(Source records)
□ □ □ □ □
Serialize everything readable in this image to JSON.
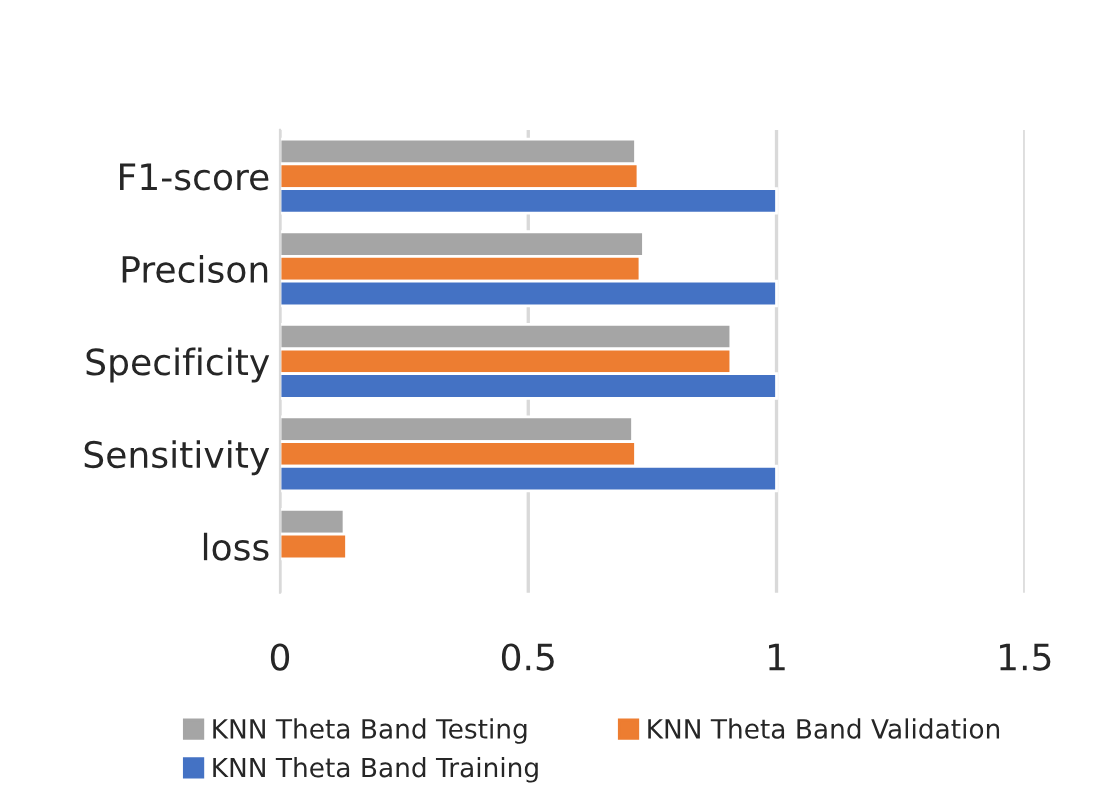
{
  "chart_data": {
    "type": "bar",
    "orientation": "horizontal",
    "categories": [
      "F1-score",
      "Precison",
      "Specificity",
      "Sensitivity",
      "loss"
    ],
    "series": [
      {
        "name": "KNN Theta Band Testing",
        "color": "#a5a5a5",
        "values": [
          0.716,
          0.732,
          0.908,
          0.71,
          0.129
        ]
      },
      {
        "name": "KNN Theta Band Validation",
        "color": "#ed7d31",
        "values": [
          0.721,
          0.725,
          0.908,
          0.716,
          0.134
        ]
      },
      {
        "name": "KNN Theta Band Training",
        "color": "#4472c4",
        "values": [
          1,
          1,
          1,
          1,
          null
        ]
      }
    ],
    "xlim": [
      0,
      1.5
    ],
    "xticks": [
      0,
      0.5,
      1,
      1.5
    ],
    "grid": "x",
    "legend": "bottom"
  }
}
□ □ □ □ □
Task to carry out → Make an exact copy of the whole listing, but don't bring over any pictures.

Exercise solution →
Serialize everything readable in this image to JSON.
{
  "chart_data": {
    "type": "bar",
    "orientation": "horizontal",
    "categories": [
      "F1-score",
      "Precison",
      "Specificity",
      "Sensitivity",
      "loss"
    ],
    "series": [
      {
        "name": "KNN Theta Band Testing",
        "color": "#a5a5a5",
        "values": [
          0.716,
          0.732,
          0.908,
          0.71,
          0.129
        ]
      },
      {
        "name": "KNN Theta Band Validation",
        "color": "#ed7d31",
        "values": [
          0.721,
          0.725,
          0.908,
          0.716,
          0.134
        ]
      },
      {
        "name": "KNN Theta Band Training",
        "color": "#4472c4",
        "values": [
          1,
          1,
          1,
          1,
          null
        ]
      }
    ],
    "xlim": [
      0,
      1.5
    ],
    "xticks": [
      0,
      0.5,
      1,
      1.5
    ],
    "grid": "x",
    "legend": "bottom"
  }
}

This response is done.